>>>>>
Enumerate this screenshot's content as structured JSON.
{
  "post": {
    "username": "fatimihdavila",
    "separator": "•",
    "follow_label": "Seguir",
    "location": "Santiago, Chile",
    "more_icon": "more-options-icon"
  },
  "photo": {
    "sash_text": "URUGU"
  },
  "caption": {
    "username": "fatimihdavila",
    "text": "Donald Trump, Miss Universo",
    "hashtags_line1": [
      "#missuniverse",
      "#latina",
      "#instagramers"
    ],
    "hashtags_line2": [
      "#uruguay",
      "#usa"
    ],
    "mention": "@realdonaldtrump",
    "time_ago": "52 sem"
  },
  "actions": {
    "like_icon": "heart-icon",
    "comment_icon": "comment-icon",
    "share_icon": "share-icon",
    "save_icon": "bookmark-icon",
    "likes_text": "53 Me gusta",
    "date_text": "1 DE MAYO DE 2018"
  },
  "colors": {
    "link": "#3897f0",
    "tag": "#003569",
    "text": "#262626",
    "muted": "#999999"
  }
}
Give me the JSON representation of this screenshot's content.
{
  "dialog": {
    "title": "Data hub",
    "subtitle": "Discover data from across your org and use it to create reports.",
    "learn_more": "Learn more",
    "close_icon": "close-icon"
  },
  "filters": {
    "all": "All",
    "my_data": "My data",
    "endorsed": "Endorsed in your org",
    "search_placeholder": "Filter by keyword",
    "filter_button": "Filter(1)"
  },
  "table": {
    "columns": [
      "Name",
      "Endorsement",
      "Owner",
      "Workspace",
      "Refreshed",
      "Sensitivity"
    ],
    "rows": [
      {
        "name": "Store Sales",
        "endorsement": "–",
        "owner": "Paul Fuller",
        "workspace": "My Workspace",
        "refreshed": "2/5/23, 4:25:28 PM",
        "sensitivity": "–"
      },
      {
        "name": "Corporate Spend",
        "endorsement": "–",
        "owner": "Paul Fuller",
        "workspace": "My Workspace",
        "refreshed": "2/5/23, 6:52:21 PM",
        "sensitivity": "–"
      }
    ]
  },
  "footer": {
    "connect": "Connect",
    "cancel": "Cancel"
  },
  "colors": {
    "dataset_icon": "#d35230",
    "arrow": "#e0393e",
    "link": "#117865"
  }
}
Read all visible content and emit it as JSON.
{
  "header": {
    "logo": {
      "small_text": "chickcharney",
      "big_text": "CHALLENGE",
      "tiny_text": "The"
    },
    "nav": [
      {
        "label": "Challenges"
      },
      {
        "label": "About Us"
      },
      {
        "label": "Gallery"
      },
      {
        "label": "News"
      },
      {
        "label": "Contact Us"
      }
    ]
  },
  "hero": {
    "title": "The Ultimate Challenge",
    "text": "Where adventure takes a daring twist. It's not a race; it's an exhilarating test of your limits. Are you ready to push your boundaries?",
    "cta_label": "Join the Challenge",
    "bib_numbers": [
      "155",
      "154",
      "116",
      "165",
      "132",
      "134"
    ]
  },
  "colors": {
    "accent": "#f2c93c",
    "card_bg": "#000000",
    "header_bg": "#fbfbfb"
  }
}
<<<<<
▶ [TASK TO CARRY OUT]
Write down all the entries again without a single difference.

▶ [WRITTEN SOLUTION]
Enumerate this screenshot's content as structured JSON.
{
  "post": {
    "username": "fatimihdavila",
    "separator": "•",
    "follow_label": "Seguir",
    "location": "Santiago, Chile",
    "more_icon": "more-options-icon"
  },
  "photo": {
    "sash_text": "URUGU"
  },
  "caption": {
    "username": "fatimihdavila",
    "text": "Donald Trump, Miss Universo",
    "hashtags_line1": [
      "#missuniverse",
      "#latina",
      "#instagramers"
    ],
    "hashtags_line2": [
      "#uruguay",
      "#usa"
    ],
    "mention": "@realdonaldtrump",
    "time_ago": "52 sem"
  },
  "actions": {
    "like_icon": "heart-icon",
    "comment_icon": "comment-icon",
    "share_icon": "share-icon",
    "save_icon": "bookmark-icon",
    "likes_text": "53 Me gusta",
    "date_text": "1 DE MAYO DE 2018"
  },
  "colors": {
    "link": "#3897f0",
    "tag": "#003569",
    "text": "#262626",
    "muted": "#999999"
  }
}
Give me the JSON representation of this screenshot's content.
{
  "dialog": {
    "title": "Data hub",
    "subtitle": "Discover data from across your org and use it to create reports.",
    "learn_more": "Learn more",
    "close_icon": "close-icon"
  },
  "filters": {
    "all": "All",
    "my_data": "My data",
    "endorsed": "Endorsed in your org",
    "search_placeholder": "Filter by keyword",
    "filter_button": "Filter(1)"
  },
  "table": {
    "columns": [
      "Name",
      "Endorsement",
      "Owner",
      "Workspace",
      "Refreshed",
      "Sensitivity"
    ],
    "rows": [
      {
        "name": "Store Sales",
        "endorsement": "–",
        "owner": "Paul Fuller",
        "workspace": "My Workspace",
        "refreshed": "2/5/23, 4:25:28 PM",
        "sensitivity": "–"
      },
      {
        "name": "Corporate Spend",
        "endorsement": "–",
        "owner": "Paul Fuller",
        "workspace": "My Workspace",
        "refreshed": "2/5/23, 6:52:21 PM",
        "sensitivity": "–"
      }
    ]
  },
  "footer": {
    "connect": "Connect",
    "cancel": "Cancel"
  },
  "colors": {
    "dataset_icon": "#d35230",
    "arrow": "#e0393e",
    "link": "#117865"
  }
}
Read all visible content and emit it as JSON.
{
  "header": {
    "logo": {
      "small_text": "chickcharney",
      "big_text": "CHALLENGE",
      "tiny_text": "The"
    },
    "nav": [
      {
        "label": "Challenges"
      },
      {
        "label": "About Us"
      },
      {
        "label": "Gallery"
      },
      {
        "label": "News"
      },
      {
        "label": "Contact Us"
      }
    ]
  },
  "hero": {
    "title": "The Ultimate Challenge",
    "text": "Where adventure takes a daring twist. It's not a race; it's an exhilarating test of your limits. Are you ready to push your boundaries?",
    "cta_label": "Join the Challenge",
    "bib_numbers": [
      "155",
      "154",
      "116",
      "165",
      "132",
      "134"
    ]
  },
  "colors": {
    "accent": "#f2c93c",
    "card_bg": "#000000",
    "header_bg": "#fbfbfb"
  }
}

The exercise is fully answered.